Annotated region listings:
• • •

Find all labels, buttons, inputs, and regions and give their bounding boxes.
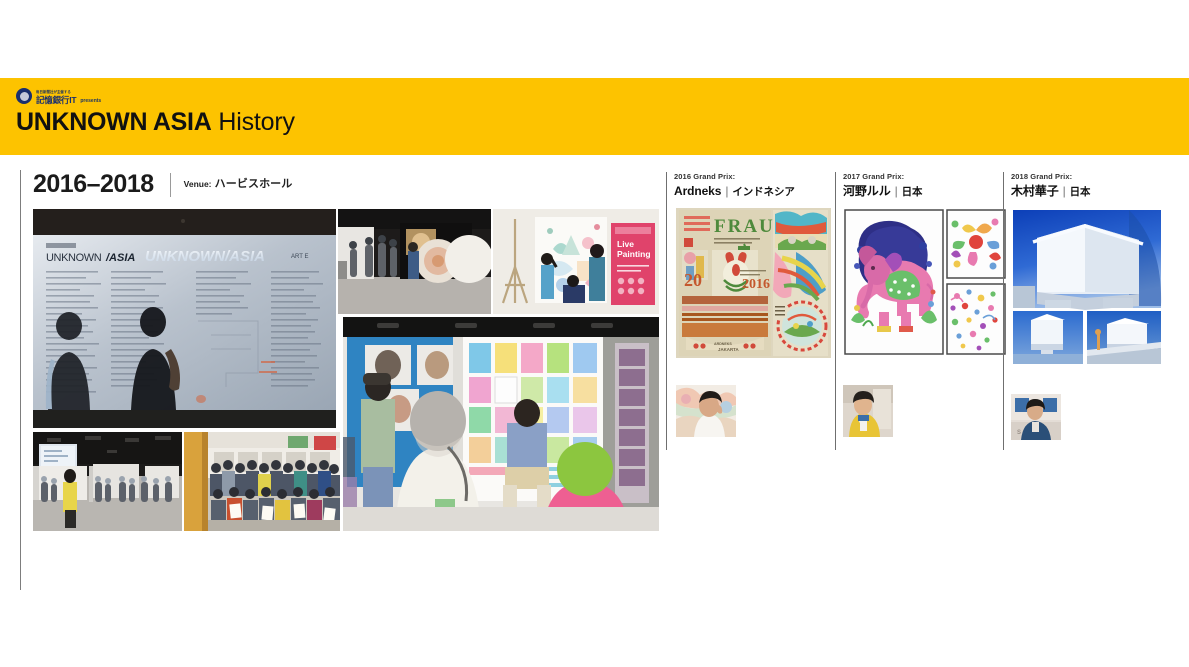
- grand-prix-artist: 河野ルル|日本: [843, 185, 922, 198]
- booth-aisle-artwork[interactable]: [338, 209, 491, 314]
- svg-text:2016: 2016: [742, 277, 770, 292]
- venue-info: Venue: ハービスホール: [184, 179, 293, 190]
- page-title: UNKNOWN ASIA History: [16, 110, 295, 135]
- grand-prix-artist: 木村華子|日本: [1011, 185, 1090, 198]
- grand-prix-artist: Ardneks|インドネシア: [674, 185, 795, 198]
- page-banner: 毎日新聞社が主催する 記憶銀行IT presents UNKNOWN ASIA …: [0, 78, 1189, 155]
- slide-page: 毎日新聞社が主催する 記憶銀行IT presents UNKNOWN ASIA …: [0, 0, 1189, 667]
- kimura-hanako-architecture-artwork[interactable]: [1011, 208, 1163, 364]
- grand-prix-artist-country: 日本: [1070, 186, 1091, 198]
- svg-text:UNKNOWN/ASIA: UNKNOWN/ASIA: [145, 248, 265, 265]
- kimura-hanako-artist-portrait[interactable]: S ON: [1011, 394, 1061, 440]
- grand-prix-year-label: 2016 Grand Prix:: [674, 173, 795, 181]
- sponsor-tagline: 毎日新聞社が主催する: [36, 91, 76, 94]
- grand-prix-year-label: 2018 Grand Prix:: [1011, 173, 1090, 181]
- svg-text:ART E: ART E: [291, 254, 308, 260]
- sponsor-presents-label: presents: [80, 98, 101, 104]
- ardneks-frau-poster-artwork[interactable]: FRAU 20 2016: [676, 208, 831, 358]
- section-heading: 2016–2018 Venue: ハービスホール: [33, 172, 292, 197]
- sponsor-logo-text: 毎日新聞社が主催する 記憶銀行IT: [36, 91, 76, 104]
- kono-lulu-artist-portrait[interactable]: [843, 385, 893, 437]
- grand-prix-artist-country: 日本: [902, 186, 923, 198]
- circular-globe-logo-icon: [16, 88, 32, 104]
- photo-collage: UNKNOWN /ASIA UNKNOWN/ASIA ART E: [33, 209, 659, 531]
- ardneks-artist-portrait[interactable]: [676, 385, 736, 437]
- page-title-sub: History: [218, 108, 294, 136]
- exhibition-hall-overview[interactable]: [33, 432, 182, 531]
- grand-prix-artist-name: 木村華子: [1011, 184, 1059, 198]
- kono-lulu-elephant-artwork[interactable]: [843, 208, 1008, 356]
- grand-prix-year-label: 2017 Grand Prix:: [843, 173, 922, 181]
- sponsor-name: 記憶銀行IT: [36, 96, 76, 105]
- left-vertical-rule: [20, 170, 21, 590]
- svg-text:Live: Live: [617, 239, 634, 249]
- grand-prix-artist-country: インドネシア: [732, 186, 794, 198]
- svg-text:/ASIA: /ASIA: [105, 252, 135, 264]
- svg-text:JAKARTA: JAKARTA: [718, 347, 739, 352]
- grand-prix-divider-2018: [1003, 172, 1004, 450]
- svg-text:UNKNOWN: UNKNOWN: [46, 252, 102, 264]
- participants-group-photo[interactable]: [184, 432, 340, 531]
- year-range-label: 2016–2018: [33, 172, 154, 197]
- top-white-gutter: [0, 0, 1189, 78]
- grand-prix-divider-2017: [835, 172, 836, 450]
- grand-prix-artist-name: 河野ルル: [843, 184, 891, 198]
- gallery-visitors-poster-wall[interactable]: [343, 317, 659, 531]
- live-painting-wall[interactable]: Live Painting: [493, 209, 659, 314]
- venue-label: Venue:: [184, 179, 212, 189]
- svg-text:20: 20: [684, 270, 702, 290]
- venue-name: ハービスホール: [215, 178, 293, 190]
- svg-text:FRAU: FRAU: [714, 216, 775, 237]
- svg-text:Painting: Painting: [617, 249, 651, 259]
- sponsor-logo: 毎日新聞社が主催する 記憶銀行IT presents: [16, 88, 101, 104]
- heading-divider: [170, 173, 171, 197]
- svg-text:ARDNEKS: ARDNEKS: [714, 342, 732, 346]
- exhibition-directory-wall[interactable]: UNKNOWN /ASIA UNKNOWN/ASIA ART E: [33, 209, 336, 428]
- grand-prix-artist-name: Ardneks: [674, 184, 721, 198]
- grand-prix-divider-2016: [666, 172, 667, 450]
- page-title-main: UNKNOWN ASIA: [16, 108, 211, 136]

• • •

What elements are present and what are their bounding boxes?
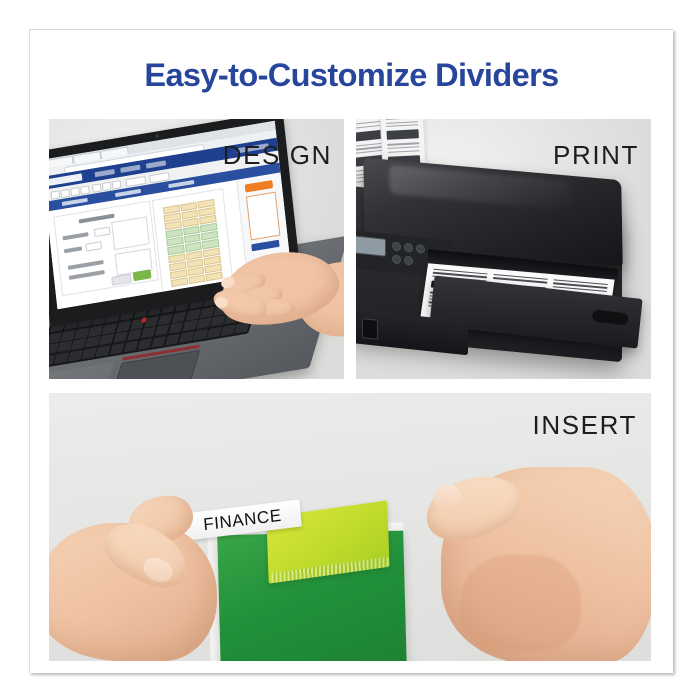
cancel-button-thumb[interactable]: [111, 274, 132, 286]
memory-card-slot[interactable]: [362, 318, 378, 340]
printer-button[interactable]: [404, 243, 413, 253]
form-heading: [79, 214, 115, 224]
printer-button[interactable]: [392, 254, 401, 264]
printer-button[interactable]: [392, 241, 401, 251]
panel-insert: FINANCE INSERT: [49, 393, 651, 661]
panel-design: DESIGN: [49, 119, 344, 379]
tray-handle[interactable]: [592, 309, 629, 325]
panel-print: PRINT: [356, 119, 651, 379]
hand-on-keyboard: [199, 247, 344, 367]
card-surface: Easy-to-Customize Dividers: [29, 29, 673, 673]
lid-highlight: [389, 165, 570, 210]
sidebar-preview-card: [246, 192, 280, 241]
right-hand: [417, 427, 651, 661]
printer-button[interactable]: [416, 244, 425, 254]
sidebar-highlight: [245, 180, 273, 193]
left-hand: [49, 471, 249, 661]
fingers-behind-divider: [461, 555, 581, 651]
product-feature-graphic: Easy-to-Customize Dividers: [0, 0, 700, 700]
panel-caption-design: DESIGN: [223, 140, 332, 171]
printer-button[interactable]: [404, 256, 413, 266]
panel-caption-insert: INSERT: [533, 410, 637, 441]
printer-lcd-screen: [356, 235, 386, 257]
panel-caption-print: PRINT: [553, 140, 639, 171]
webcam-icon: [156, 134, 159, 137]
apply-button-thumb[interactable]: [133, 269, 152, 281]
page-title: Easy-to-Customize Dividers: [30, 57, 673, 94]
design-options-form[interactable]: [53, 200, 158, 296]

• • •

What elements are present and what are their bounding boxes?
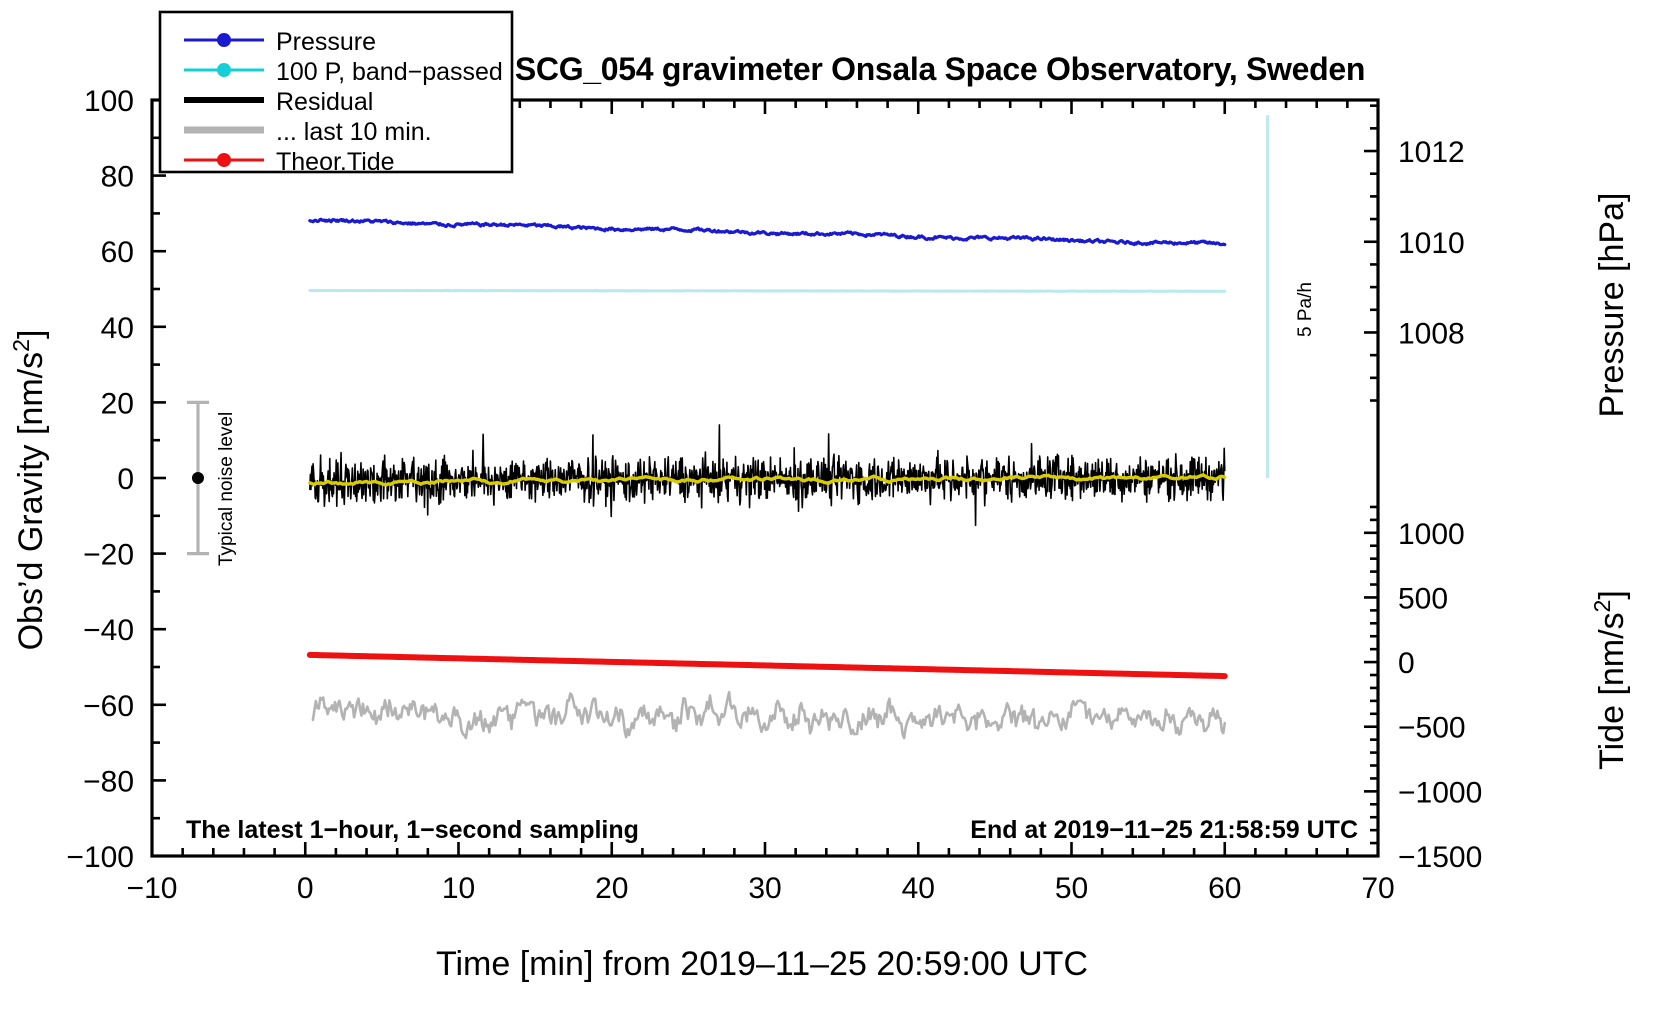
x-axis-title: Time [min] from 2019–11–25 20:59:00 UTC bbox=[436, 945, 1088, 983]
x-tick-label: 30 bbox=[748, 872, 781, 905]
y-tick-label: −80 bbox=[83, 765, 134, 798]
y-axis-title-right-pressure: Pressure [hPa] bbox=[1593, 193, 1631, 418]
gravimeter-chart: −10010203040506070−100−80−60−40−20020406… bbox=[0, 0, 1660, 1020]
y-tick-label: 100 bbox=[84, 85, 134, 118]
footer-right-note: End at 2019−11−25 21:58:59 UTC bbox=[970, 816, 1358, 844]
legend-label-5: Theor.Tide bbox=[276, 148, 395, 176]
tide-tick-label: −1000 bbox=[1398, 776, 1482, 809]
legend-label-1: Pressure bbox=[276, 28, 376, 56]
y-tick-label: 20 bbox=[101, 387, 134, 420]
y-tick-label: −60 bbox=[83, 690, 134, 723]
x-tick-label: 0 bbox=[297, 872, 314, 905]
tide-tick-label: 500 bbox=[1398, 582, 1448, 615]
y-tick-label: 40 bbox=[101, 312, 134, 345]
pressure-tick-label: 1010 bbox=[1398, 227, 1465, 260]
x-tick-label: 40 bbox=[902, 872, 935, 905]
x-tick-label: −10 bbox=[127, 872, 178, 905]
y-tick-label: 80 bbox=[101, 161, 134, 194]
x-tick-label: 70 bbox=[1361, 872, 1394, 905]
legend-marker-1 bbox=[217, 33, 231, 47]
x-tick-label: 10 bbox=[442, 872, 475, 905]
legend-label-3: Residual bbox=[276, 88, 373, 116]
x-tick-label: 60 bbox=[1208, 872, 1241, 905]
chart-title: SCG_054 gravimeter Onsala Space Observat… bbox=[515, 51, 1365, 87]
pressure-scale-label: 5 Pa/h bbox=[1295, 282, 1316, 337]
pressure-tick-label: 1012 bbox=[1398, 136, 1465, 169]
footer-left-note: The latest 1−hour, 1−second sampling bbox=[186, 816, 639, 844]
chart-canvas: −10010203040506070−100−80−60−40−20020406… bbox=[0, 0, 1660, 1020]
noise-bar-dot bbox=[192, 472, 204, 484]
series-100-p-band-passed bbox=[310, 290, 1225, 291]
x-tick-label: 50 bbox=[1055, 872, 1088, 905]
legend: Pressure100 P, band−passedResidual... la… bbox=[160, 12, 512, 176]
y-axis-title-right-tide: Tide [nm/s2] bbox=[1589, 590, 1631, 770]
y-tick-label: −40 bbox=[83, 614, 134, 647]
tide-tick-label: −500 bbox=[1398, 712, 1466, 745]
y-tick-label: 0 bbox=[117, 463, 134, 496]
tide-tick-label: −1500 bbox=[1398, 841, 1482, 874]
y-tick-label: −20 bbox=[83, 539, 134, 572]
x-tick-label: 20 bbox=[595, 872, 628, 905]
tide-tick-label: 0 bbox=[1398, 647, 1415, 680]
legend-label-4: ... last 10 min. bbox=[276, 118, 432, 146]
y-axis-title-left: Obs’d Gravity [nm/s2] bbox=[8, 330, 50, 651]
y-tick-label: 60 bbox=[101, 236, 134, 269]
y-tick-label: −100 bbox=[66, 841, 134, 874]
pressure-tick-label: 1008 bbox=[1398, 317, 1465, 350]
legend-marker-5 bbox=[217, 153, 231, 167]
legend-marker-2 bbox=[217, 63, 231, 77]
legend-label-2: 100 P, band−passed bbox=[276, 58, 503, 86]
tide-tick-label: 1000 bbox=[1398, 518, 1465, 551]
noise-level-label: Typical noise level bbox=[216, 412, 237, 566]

• • •

__PROBLEM TO WORK ON__
Extract the lines of the first listing from the line containing "- grand-prix-artist: 河野ルル|日本: [843, 185, 922, 198]" through the line containing "- year-range-label: 2016–2018: [33, 172, 154, 197]", including both, and reproduce them without any change.

__TASK OUTPUT__
- grand-prix-artist: 河野ルル|日本: [843, 185, 922, 198]
- booth-aisle-artwork[interactable]: [338, 209, 491, 314]
- svg-text:2016: 2016: [742, 277, 770, 292]
- venue-info: Venue: ハービスホール: [184, 179, 293, 190]
- page-title: UNKNOWN ASIA History: [16, 110, 295, 135]
- grand-prix-artist: 木村華子|日本: [1011, 185, 1090, 198]
- grand-prix-artist: Ardneks|インドネシア: [674, 185, 795, 198]
- page-banner: 毎日新聞社が主催する 記憶銀行IT presents UNKNOWN ASIA …: [0, 78, 1189, 155]
- slide-page: 毎日新聞社が主催する 記憶銀行IT presents UNKNOWN ASIA …: [0, 0, 1189, 667]
- kimura-hanako-architecture-artwork[interactable]: [1011, 208, 1163, 364]
- grand-prix-artist-country: 日本: [1070, 186, 1091, 198]
- svg-text:UNKNOWN/ASIA: UNKNOWN/ASIA: [145, 248, 265, 265]
- kimura-hanako-artist-portrait[interactable]: S ON: [1011, 394, 1061, 440]
- grand-prix-year-label: 2016 Grand Prix:: [674, 173, 795, 181]
- sponsor-tagline: 毎日新聞社が主催する: [36, 91, 76, 94]
- grand-prix-year-label: 2018 Grand Prix:: [1011, 173, 1090, 181]
- svg-text:ART E: ART E: [291, 254, 308, 260]
- sponsor-presents-label: presents: [80, 98, 101, 104]
- ardneks-frau-poster-artwork[interactable]: FRAU 20 2016: [676, 208, 831, 358]
- section-heading: 2016–2018 Venue: ハービスホール: [33, 172, 292, 197]
- sponsor-logo-text: 毎日新聞社が主催する 記憶銀行IT: [36, 91, 76, 104]
- kono-lulu-artist-portrait[interactable]: [843, 385, 893, 437]
- grand-prix-artist-country: 日本: [902, 186, 923, 198]
- circular-globe-logo-icon: [16, 88, 32, 104]
- photo-collage: UNKNOWN /ASIA UNKNOWN/ASIA ART E: [33, 209, 659, 531]
- ardneks-artist-portrait[interactable]: [676, 385, 736, 437]
- page-title-sub: History: [218, 108, 294, 136]
- exhibition-hall-overview[interactable]: [33, 432, 182, 531]
- grand-prix-artist-name: 木村華子: [1011, 184, 1059, 198]
- kono-lulu-elephant-artwork[interactable]: [843, 208, 1008, 356]
- grand-prix-year-label: 2017 Grand Prix:: [843, 173, 922, 181]
- sponsor-name: 記憶銀行IT: [36, 96, 76, 105]
- left-vertical-rule: [20, 170, 21, 590]
- svg-text:Live: Live: [617, 239, 634, 249]
- grand-prix-artist-country: インドネシア: [732, 186, 794, 198]
- svg-text:/ASIA: /ASIA: [105, 252, 135, 264]
- svg-text:JAKARTA: JAKARTA: [718, 347, 739, 352]
- grand-prix-divider-2018: [1003, 172, 1004, 450]
- svg-text:UNKNOWN: UNKNOWN: [46, 252, 102, 264]
- participants-group-photo[interactable]: [184, 432, 340, 531]
- year-range-label: 2016–2018: [33, 172, 154, 197]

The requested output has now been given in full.